▶ **Given exercise**:
Within the records below, find each line that holds the string "Global", then copy it.

Entries with figure data:
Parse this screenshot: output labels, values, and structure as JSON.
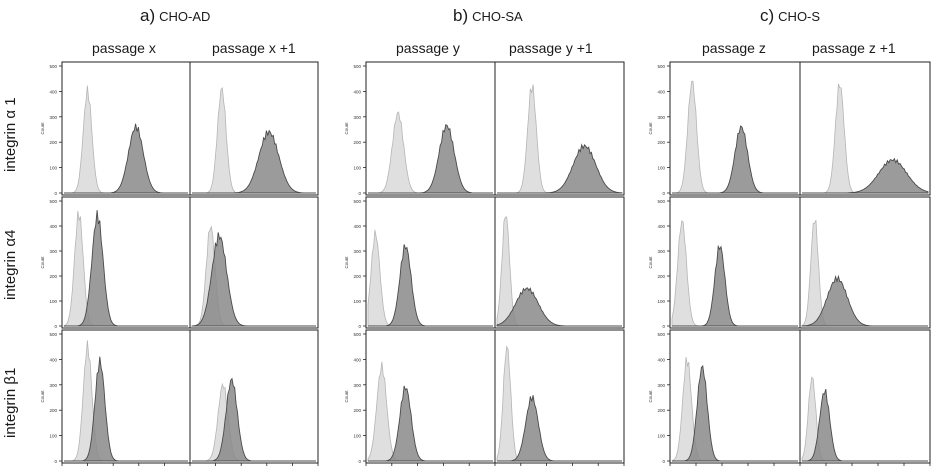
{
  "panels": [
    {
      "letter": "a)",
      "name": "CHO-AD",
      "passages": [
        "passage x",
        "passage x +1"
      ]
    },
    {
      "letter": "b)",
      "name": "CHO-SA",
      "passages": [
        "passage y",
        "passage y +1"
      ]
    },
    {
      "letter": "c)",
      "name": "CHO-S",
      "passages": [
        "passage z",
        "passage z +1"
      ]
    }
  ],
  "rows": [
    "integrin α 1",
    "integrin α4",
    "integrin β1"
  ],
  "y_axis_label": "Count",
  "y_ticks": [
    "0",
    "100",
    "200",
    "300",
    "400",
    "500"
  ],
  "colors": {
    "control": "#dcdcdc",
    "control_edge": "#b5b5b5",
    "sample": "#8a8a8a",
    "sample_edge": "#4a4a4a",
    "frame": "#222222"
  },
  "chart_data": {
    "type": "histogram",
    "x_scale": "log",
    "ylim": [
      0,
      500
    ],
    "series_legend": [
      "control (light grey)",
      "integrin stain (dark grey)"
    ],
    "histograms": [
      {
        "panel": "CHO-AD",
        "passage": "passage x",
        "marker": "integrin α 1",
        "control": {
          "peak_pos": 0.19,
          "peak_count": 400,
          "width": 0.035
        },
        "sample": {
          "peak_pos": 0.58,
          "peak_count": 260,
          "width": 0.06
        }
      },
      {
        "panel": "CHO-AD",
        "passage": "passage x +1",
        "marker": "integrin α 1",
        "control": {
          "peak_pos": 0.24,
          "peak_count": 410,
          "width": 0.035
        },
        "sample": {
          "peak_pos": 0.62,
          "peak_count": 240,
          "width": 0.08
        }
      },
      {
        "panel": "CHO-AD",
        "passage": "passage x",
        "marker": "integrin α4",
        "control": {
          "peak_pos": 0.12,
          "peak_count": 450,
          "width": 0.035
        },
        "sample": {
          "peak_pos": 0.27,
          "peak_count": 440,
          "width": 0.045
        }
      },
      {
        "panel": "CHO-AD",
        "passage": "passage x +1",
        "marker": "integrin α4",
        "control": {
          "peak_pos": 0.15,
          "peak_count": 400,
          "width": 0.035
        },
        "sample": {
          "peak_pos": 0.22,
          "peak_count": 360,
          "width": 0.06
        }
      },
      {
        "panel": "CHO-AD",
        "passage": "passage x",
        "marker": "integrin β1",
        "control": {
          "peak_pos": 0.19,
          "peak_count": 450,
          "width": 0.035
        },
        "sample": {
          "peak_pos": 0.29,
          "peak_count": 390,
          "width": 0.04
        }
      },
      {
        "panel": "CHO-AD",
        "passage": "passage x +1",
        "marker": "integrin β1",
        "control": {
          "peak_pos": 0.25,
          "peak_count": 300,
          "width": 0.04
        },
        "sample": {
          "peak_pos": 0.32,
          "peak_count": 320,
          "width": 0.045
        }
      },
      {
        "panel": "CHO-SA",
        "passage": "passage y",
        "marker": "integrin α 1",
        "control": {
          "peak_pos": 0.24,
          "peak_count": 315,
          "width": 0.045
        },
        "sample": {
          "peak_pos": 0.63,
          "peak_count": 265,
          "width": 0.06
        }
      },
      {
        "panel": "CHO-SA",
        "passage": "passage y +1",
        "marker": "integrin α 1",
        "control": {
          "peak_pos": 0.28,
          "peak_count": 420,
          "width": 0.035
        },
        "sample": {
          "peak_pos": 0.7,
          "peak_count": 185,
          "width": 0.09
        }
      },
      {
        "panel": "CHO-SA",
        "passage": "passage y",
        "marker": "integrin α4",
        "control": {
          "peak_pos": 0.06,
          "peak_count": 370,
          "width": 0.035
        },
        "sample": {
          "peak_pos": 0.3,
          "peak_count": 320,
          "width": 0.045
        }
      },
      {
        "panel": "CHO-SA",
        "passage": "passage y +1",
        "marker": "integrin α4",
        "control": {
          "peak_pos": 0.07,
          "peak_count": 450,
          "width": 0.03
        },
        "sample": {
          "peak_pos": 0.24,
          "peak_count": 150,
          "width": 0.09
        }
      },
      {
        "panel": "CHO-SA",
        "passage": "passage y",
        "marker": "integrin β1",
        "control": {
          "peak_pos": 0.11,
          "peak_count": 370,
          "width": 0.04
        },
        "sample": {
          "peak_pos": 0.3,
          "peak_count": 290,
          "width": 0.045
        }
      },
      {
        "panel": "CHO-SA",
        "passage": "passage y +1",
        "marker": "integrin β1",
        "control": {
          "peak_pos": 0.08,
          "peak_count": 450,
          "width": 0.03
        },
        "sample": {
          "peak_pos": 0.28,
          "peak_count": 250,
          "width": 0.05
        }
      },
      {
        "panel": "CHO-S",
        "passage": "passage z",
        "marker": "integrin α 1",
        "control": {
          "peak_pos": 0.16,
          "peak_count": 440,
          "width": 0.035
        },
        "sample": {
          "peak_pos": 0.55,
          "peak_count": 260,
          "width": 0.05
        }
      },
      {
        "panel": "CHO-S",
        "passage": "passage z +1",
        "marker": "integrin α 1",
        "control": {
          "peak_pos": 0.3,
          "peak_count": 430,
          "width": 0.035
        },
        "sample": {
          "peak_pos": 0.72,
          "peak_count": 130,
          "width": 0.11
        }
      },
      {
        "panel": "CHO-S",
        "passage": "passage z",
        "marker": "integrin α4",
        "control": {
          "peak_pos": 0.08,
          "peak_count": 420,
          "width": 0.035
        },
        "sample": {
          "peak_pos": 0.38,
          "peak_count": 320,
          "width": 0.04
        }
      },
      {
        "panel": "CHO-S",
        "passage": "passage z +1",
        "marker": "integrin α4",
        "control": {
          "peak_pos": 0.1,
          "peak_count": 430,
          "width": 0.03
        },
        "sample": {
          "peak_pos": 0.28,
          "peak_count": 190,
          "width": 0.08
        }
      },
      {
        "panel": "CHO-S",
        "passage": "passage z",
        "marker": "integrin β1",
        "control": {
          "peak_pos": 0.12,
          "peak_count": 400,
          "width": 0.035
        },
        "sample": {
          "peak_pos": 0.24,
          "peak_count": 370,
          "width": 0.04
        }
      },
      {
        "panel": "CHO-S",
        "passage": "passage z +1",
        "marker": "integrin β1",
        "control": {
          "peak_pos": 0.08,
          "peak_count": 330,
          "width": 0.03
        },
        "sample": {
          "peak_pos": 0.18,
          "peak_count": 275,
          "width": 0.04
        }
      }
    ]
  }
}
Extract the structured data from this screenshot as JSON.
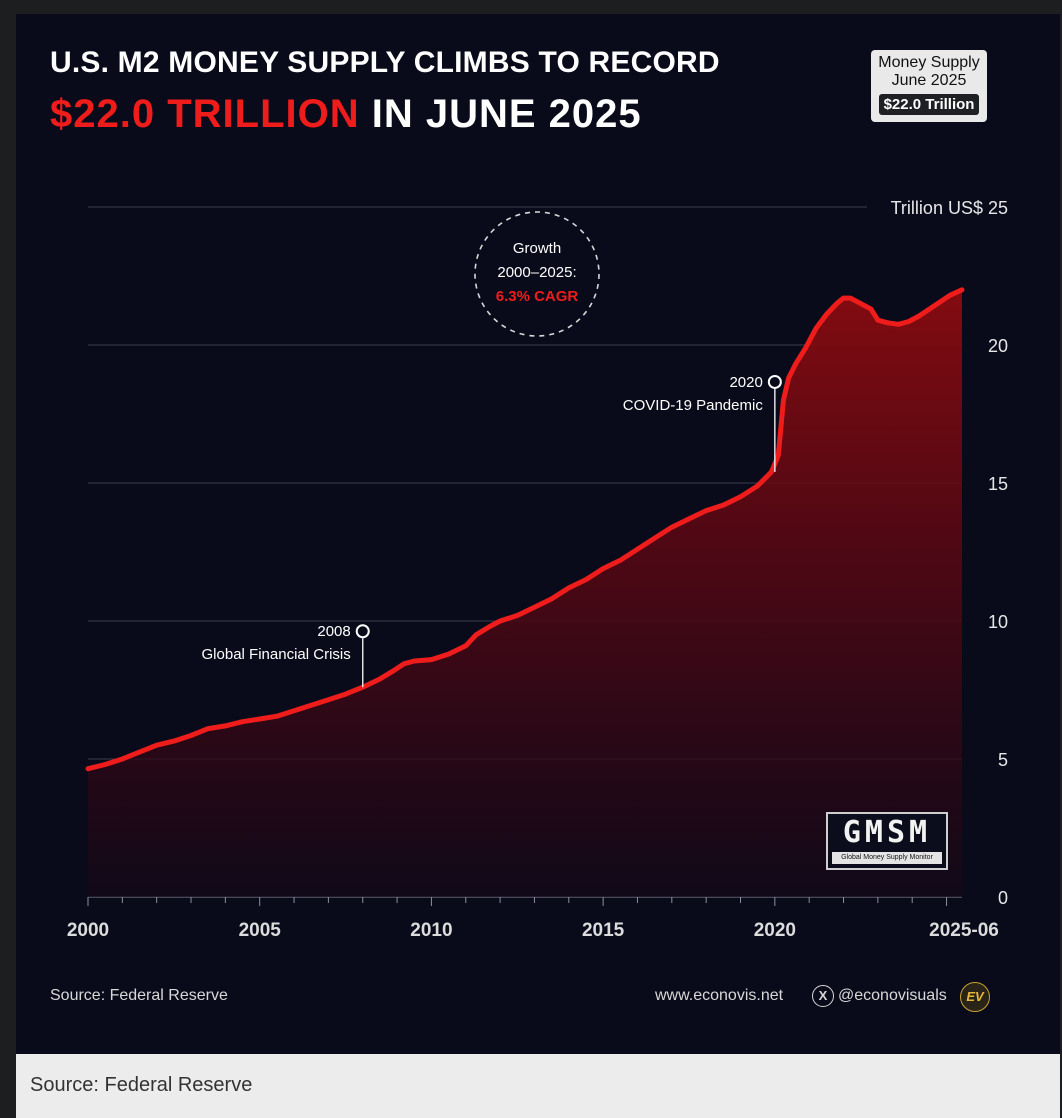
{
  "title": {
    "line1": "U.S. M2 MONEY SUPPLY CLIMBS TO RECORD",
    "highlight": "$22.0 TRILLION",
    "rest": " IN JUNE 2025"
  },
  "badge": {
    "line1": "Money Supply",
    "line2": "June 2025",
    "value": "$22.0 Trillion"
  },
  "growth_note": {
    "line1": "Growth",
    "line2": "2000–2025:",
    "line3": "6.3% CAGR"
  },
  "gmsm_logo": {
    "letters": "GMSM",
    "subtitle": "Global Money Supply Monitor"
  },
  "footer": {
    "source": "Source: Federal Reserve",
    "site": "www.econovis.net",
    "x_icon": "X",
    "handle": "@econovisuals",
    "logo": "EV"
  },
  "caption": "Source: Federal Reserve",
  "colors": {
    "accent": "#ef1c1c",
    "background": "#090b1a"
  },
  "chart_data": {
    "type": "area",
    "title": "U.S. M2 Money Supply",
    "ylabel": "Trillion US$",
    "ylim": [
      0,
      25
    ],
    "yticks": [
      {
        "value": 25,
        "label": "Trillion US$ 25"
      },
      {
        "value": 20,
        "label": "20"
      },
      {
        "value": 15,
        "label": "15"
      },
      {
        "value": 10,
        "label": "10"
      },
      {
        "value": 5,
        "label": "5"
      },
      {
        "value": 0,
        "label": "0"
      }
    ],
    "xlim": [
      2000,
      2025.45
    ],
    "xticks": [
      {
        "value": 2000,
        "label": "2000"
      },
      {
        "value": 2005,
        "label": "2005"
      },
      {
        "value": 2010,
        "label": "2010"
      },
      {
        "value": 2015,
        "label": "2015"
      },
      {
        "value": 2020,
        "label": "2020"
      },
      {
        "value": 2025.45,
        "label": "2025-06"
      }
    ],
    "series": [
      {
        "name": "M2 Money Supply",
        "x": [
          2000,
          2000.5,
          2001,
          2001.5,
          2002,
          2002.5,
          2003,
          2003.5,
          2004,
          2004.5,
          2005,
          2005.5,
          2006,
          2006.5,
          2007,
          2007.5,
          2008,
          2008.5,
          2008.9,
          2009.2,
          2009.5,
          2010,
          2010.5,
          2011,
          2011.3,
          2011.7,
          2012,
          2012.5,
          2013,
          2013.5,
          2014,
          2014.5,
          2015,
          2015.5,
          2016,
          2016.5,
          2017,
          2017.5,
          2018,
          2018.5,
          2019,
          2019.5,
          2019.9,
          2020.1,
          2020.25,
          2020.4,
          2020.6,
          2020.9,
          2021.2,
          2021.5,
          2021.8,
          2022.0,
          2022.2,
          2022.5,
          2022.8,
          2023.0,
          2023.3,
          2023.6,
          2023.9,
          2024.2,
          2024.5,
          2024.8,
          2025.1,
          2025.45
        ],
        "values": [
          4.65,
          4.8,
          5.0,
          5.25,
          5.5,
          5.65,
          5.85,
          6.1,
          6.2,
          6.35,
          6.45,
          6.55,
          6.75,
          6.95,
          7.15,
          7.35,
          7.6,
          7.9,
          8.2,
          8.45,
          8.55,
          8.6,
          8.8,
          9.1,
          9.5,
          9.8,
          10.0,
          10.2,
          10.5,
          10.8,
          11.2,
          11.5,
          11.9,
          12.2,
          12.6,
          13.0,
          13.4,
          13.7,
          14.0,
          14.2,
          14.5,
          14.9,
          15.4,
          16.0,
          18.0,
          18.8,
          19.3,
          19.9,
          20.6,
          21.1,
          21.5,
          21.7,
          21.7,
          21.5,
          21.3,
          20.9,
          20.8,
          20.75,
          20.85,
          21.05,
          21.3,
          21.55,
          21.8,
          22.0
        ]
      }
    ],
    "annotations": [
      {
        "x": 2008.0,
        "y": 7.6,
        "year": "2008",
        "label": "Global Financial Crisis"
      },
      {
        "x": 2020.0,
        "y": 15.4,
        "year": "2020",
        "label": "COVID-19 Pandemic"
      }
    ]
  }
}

▶ **Answer in full**:
    "subtitle": "Global Money Supply Monitor"
        "label": "Global Financial Crisis"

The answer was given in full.